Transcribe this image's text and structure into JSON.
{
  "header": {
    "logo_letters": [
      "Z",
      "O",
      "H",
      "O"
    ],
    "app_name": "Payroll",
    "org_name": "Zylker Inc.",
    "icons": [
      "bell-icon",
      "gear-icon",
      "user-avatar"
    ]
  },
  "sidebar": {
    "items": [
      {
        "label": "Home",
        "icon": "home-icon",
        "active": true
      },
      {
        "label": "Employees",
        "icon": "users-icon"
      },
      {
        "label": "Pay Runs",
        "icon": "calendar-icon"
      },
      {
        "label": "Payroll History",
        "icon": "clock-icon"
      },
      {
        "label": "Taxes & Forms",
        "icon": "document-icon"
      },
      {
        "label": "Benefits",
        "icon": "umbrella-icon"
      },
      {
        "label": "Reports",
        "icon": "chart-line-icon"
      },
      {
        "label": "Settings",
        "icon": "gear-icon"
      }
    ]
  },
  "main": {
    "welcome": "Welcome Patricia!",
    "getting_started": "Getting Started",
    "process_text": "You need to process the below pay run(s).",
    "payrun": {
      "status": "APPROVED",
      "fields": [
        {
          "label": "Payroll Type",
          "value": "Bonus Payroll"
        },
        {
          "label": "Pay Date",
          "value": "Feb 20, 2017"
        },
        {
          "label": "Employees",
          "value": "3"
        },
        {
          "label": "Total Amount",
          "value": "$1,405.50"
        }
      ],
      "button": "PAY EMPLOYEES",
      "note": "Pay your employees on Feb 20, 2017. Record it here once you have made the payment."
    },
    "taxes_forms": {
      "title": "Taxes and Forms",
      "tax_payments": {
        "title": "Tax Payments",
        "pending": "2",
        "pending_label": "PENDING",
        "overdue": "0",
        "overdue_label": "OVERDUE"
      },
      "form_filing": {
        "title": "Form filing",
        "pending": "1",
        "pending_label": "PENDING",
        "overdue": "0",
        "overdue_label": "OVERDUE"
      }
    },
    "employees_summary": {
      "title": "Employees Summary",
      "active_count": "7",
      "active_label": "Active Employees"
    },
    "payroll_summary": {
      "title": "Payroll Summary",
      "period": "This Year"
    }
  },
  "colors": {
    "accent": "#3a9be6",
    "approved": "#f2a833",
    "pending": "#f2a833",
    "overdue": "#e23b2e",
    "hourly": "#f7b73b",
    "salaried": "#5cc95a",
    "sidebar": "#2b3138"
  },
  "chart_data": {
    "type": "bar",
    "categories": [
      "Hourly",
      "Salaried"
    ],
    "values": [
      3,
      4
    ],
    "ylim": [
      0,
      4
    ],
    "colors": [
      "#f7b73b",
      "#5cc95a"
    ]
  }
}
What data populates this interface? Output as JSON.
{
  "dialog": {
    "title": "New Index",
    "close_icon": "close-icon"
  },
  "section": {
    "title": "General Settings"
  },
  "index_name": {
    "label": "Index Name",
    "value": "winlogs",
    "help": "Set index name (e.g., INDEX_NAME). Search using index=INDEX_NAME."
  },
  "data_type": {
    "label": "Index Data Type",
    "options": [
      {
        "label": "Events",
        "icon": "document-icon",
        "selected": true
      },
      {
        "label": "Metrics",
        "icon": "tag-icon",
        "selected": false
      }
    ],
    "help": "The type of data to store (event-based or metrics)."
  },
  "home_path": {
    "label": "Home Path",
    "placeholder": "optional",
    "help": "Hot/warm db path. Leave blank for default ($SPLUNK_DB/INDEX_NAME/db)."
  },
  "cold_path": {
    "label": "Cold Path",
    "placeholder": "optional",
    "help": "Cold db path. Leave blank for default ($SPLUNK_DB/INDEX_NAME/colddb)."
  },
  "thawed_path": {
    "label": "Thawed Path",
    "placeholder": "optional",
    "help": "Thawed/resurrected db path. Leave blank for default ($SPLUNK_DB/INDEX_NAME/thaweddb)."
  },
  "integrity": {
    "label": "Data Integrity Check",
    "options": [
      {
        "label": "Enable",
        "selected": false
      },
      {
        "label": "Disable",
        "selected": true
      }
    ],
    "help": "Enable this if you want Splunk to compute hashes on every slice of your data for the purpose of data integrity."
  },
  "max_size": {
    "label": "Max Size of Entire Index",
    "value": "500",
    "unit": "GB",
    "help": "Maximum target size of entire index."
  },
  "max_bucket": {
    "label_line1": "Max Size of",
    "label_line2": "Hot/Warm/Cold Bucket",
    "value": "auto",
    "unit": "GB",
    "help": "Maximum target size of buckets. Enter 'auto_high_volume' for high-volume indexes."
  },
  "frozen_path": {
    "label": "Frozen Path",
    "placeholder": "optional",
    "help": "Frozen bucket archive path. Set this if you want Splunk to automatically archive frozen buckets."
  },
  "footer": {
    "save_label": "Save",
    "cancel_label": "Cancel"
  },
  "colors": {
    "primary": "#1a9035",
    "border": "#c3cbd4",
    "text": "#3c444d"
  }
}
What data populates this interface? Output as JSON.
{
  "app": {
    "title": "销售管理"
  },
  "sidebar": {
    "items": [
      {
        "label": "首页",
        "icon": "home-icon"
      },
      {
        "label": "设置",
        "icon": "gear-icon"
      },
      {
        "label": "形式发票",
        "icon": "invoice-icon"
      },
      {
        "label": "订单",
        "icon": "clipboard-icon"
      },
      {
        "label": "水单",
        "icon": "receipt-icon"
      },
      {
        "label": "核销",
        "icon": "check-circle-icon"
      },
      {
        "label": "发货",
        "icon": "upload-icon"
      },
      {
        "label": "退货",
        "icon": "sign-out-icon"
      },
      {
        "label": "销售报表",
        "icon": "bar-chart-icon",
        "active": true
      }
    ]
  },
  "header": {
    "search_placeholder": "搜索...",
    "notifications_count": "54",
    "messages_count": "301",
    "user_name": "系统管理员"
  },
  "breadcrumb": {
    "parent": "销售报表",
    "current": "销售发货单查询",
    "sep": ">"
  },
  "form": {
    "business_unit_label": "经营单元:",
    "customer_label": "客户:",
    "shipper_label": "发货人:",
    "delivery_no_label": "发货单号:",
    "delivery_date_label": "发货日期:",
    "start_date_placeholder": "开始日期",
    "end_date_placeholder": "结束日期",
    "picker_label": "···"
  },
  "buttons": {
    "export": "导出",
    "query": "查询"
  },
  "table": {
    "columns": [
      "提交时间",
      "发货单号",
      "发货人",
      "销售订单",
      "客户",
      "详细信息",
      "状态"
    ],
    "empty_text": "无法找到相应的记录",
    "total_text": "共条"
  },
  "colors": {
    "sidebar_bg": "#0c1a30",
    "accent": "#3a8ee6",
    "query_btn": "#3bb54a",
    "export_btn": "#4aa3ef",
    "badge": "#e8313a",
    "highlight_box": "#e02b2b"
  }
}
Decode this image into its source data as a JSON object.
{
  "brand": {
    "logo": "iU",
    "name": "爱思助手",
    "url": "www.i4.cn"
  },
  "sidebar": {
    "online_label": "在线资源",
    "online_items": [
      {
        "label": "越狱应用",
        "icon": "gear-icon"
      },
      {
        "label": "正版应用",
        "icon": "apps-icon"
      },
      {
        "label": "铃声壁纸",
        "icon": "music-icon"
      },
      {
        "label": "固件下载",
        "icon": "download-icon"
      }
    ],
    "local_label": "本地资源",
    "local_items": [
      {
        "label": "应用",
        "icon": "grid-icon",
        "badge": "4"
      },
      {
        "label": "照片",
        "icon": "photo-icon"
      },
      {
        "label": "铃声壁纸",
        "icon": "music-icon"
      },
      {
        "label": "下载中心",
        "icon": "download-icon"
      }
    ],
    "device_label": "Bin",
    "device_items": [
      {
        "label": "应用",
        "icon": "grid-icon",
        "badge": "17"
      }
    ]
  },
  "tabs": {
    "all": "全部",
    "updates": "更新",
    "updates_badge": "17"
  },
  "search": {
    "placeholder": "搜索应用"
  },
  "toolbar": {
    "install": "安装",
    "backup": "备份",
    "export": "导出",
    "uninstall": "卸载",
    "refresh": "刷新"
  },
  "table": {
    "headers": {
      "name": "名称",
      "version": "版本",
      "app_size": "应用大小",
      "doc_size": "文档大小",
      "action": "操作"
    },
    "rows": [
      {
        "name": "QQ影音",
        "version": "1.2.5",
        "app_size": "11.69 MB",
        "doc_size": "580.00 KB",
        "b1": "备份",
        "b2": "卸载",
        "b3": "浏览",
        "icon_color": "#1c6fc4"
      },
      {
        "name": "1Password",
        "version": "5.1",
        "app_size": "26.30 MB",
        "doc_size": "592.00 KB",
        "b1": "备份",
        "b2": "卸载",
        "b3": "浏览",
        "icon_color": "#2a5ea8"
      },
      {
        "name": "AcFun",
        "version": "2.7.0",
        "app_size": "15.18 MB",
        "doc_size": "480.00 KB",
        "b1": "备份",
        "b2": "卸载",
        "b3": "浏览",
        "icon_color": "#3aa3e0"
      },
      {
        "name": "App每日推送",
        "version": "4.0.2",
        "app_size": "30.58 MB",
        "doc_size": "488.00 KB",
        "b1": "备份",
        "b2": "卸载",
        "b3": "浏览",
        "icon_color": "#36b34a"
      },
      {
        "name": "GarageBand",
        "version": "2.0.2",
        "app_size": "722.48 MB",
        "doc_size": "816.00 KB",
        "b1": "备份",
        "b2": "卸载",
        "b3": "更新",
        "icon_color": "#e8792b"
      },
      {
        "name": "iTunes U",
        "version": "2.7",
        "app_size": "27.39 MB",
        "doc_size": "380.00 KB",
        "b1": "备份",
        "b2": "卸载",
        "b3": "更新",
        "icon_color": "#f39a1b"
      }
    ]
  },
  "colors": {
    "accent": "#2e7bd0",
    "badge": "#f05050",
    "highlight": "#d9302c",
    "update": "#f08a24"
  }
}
★ ★ ★ ★ ★
**Instructions to follow:** Filter out every line that lacks the word "version", and copy the rest.

**Solution to this task:**
      "version": "版本",
        "version": "1.2.5",
        "version": "5.1",
        "version": "2.7.0",
        "version": "4.0.2",
        "version": "2.0.2",
        "version": "2.7",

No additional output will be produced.